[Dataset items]
[start]
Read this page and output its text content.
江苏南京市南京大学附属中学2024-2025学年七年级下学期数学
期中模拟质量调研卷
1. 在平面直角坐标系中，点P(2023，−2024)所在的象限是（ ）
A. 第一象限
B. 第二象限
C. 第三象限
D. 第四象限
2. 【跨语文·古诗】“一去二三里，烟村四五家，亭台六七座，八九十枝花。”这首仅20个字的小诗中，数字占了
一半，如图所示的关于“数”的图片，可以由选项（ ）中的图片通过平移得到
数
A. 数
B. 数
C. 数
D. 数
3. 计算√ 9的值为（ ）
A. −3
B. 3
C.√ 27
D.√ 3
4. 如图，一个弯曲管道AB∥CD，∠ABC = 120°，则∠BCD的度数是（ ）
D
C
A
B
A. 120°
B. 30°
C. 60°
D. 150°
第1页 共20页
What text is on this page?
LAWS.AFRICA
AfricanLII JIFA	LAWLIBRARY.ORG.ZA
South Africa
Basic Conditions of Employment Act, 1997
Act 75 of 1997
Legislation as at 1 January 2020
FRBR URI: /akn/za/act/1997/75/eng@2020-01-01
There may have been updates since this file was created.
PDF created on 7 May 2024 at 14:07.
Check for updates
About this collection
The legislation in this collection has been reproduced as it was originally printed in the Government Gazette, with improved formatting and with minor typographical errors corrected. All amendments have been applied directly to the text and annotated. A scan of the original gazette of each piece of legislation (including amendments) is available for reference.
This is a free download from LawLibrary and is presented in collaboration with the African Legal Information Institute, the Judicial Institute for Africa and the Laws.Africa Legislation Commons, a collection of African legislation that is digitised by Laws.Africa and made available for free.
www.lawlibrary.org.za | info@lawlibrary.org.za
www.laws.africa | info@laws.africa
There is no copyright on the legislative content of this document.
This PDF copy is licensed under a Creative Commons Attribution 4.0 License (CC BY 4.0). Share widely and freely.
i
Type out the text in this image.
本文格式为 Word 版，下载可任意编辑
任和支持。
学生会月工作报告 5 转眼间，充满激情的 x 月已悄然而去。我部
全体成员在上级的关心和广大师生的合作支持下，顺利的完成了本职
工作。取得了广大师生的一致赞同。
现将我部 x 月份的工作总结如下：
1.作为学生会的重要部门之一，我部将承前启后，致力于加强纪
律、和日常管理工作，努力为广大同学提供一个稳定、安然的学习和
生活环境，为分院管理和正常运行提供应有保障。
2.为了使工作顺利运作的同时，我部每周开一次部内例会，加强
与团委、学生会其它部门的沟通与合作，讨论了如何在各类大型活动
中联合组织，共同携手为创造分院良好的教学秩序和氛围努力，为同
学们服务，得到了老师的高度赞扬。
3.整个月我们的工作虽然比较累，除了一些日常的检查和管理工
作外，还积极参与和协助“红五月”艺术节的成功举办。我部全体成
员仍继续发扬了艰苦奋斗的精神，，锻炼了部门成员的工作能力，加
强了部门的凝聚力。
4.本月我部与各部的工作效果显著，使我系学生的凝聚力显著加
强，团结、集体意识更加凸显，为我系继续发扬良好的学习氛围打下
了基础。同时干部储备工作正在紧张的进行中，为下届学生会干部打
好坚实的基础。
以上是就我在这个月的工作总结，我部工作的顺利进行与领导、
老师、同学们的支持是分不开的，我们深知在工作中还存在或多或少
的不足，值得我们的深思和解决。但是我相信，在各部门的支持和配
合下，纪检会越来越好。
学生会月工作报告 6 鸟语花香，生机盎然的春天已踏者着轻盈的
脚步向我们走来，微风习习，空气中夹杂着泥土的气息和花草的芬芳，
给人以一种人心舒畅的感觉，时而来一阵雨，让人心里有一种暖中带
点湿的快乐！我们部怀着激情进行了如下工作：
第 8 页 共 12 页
[end]
## TASK PROMPT
From the records above, extract every line exactly as it stands.

## RIGHT ANSWER
Read this page and output its text content.
江苏南京市南京大学附属中学2024-2025学年七年级下学期数学
期中模拟质量调研卷
1. 在平面直角坐标系中，点P(2023，−2024)所在的象限是（ ）
A. 第一象限
B. 第二象限
C. 第三象限
D. 第四象限
2. 【跨语文·古诗】“一去二三里，烟村四五家，亭台六七座，八九十枝花。”这首仅20个字的小诗中，数字占了
一半，如图所示的关于“数”的图片，可以由选项（ ）中的图片通过平移得到
数
A. 数
B. 数
C. 数
D. 数
3. 计算√ 9的值为（ ）
A. −3
B. 3
C.√ 27
D.√ 3
4. 如图，一个弯曲管道AB∥CD，∠ABC = 120°，则∠BCD的度数是（ ）
D
C
A
B
A. 120°
B. 30°
C. 60°
D. 150°
第1页 共20页
What text is on this page?
LAWS.AFRICA
AfricanLII JIFA	LAWLIBRARY.ORG.ZA
South Africa
Basic Conditions of Employment Act, 1997
Act 75 of 1997
Legislation as at 1 January 2020
FRBR URI: /akn/za/act/1997/75/eng@2020-01-01
There may have been updates since this file was created.
PDF created on 7 May 2024 at 14:07.
Check for updates
About this collection
The legislation in this collection has been reproduced as it was originally printed in the Government Gazette, with improved formatting and with minor typographical errors corrected. All amendments have been applied directly to the text and annotated. A scan of the original gazette of each piece of legislation (including amendments) is available for reference.
This is a free download from LawLibrary and is presented in collaboration with the African Legal Information Institute, the Judicial Institute for Africa and the Laws.Africa Legislation Commons, a collection of African legislation that is digitised by Laws.Africa and made available for free.
www.lawlibrary.org.za | info@lawlibrary.org.za
www.laws.africa | info@laws.africa
There is no copyright on the legislative content of this document.
This PDF copy is licensed under a Creative Commons Attribution 4.0 License (CC BY 4.0). Share widely and freely.
i
Type out the text in this image.
本文格式为 Word 版，下载可任意编辑
任和支持。
学生会月工作报告 5 转眼间，充满激情的 x 月已悄然而去。我部
全体成员在上级的关心和广大师生的合作支持下，顺利的完成了本职
工作。取得了广大师生的一致赞同。
现将我部 x 月份的工作总结如下：
1.作为学生会的重要部门之一，我部将承前启后，致力于加强纪
律、和日常管理工作，努力为广大同学提供一个稳定、安然的学习和
生活环境，为分院管理和正常运行提供应有保障。
2.为了使工作顺利运作的同时，我部每周开一次部内例会，加强
与团委、学生会其它部门的沟通与合作，讨论了如何在各类大型活动
中联合组织，共同携手为创造分院良好的教学秩序和氛围努力，为同
学们服务，得到了老师的高度赞扬。
3.整个月我们的工作虽然比较累，除了一些日常的检查和管理工
作外，还积极参与和协助“红五月”艺术节的成功举办。我部全体成
员仍继续发扬了艰苦奋斗的精神，，锻炼了部门成员的工作能力，加
强了部门的凝聚力。
4.本月我部与各部的工作效果显著，使我系学生的凝聚力显著加
强，团结、集体意识更加凸显，为我系继续发扬良好的学习氛围打下
了基础。同时干部储备工作正在紧张的进行中，为下届学生会干部打
好坚实的基础。
以上是就我在这个月的工作总结，我部工作的顺利进行与领导、
老师、同学们的支持是分不开的，我们深知在工作中还存在或多或少
的不足，值得我们的深思和解决。但是我相信，在各部门的支持和配
合下，纪检会越来越好。
学生会月工作报告 6 鸟语花香，生机盎然的春天已踏者着轻盈的
脚步向我们走来，微风习习，空气中夹杂着泥土的气息和花草的芬芳，
给人以一种人心舒畅的感觉，时而来一阵雨，让人心里有一种暖中带
点湿的快乐！我们部怀着激情进行了如下工作：
第 8 页 共 12 页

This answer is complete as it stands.